▸ **WHAT THE EXERCISE ASKS**: Output the full listing word for word.
***** DATA LISTING *****
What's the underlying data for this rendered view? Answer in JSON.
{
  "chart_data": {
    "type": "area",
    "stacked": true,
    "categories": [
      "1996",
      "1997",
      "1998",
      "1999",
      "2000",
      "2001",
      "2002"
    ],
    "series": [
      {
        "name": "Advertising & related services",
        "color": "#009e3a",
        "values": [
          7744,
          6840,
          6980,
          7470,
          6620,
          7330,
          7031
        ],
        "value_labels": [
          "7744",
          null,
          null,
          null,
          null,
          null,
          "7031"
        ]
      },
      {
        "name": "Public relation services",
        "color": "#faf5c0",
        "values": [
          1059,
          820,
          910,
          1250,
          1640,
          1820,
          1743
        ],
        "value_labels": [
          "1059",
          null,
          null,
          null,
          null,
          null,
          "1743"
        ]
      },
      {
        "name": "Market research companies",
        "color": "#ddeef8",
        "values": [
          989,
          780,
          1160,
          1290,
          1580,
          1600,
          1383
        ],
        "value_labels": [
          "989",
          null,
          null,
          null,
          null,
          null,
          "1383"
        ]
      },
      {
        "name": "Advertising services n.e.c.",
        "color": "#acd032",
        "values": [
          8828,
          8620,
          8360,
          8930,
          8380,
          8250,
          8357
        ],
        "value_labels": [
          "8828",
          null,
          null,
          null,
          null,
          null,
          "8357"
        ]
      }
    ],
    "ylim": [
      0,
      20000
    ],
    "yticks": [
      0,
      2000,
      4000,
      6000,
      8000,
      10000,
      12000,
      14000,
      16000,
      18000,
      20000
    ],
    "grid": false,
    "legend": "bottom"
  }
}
*****
▸ **ANSWER FOR THIS EXERCISE**:
What's the underlying data for this rendered view? Answer in JSON.
{
  "chart_data": {
    "type": "area",
    "stacked": true,
    "categories": [
      "1996",
      "1997",
      "1998",
      "1999",
      "2000",
      "2001",
      "2002"
    ],
    "series": [
      {
        "name": "Advertising & related services",
        "color": "#009e3a",
        "values": [
          7744,
          6840,
          6980,
          7470,
          6620,
          7330,
          7031
        ],
        "value_labels": [
          "7744",
          null,
          null,
          null,
          null,
          null,
          "7031"
        ]
      },
      {
        "name": "Public relation services",
        "color": "#faf5c0",
        "values": [
          1059,
          820,
          910,
          1250,
          1640,
          1820,
          1743
        ],
        "value_labels": [
          "1059",
          null,
          null,
          null,
          null,
          null,
          "1743"
        ]
      },
      {
        "name": "Market research companies",
        "color": "#ddeef8",
        "values": [
          989,
          780,
          1160,
          1290,
          1580,
          1600,
          1383
        ],
        "value_labels": [
          "989",
          null,
          null,
          null,
          null,
          null,
          "1383"
        ]
      },
      {
        "name": "Advertising services n.e.c.",
        "color": "#acd032",
        "values": [
          8828,
          8620,
          8360,
          8930,
          8380,
          8250,
          8357
        ],
        "value_labels": [
          "8828",
          null,
          null,
          null,
          null,
          null,
          "8357"
        ]
      }
    ],
    "ylim": [
      0,
      20000
    ],
    "yticks": [
      0,
      2000,
      4000,
      6000,
      8000,
      10000,
      12000,
      14000,
      16000,
      18000,
      20000
    ],
    "grid": false,
    "legend": "bottom"
  }
}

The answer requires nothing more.